** SHORT PROBLEM **
Copy out all lines with the word "structured" in them.

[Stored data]
----

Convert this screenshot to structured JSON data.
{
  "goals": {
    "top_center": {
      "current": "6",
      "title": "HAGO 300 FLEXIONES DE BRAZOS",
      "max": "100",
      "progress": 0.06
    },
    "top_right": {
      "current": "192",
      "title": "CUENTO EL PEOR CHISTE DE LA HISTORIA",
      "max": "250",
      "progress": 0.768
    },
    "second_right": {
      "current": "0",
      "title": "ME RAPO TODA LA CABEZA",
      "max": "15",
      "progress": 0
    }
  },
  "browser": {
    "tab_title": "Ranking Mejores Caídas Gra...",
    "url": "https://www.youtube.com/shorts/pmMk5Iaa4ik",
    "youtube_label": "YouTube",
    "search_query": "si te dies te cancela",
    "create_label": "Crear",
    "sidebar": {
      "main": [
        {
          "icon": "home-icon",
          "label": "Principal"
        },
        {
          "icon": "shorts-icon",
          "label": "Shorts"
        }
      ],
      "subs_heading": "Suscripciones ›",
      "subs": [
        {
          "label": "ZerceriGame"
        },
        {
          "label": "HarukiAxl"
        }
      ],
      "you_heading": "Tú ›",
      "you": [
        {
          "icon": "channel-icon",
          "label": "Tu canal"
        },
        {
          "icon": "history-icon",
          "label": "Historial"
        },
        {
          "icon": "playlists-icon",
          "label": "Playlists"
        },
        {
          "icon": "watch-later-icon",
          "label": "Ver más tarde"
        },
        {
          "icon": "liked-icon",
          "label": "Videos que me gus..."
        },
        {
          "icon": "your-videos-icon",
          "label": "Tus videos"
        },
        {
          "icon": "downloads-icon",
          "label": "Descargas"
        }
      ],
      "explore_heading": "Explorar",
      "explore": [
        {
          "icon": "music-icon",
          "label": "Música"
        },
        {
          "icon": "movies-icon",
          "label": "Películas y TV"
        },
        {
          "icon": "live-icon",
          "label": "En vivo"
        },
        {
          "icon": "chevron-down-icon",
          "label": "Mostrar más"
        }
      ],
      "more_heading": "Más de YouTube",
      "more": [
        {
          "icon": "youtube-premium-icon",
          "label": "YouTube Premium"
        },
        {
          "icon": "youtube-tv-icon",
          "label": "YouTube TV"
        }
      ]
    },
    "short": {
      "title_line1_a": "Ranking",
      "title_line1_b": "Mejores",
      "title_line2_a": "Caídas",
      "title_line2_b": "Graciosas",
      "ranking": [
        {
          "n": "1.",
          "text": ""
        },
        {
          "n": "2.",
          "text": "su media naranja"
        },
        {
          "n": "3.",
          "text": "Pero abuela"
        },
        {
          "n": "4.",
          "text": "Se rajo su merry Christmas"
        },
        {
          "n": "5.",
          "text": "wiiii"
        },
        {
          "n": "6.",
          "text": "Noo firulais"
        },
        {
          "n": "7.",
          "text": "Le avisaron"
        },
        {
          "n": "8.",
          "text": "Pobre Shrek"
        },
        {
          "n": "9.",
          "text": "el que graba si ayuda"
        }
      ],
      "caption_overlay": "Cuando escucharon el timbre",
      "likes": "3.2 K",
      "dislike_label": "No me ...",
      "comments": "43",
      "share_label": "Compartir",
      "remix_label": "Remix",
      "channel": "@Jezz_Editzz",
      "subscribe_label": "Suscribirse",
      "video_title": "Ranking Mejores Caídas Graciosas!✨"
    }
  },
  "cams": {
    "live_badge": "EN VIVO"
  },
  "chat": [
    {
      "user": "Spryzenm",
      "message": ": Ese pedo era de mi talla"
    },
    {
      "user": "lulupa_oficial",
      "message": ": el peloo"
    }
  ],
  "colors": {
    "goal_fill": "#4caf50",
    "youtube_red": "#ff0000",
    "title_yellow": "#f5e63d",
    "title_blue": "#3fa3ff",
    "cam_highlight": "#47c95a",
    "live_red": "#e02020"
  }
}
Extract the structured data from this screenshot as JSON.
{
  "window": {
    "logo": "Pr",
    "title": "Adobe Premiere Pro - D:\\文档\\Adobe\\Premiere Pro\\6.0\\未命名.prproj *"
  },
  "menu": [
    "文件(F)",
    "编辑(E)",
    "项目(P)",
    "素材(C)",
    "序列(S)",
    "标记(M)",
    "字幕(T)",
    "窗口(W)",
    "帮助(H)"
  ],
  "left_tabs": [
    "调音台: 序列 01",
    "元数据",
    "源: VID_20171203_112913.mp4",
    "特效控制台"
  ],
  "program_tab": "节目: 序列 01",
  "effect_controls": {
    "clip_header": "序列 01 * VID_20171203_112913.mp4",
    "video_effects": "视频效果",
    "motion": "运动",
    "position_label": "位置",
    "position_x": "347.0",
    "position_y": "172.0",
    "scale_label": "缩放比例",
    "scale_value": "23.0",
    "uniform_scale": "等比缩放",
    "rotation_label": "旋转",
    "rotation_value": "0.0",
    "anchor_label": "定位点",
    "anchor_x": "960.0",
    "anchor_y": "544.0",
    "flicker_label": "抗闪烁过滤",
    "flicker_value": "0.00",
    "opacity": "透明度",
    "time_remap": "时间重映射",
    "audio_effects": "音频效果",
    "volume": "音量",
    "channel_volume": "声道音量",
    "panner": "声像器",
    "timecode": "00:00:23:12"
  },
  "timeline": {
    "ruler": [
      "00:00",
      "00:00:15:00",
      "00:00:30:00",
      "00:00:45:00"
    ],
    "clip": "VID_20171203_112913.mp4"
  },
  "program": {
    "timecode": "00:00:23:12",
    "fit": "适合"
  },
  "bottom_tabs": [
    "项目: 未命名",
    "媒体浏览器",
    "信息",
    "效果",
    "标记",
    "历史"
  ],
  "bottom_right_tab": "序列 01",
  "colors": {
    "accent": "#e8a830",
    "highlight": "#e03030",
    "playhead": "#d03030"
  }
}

----

** TASK RESPONSE **
Convert this screenshot to structured JSON data.
Extract the structured data from this screenshot as JSON.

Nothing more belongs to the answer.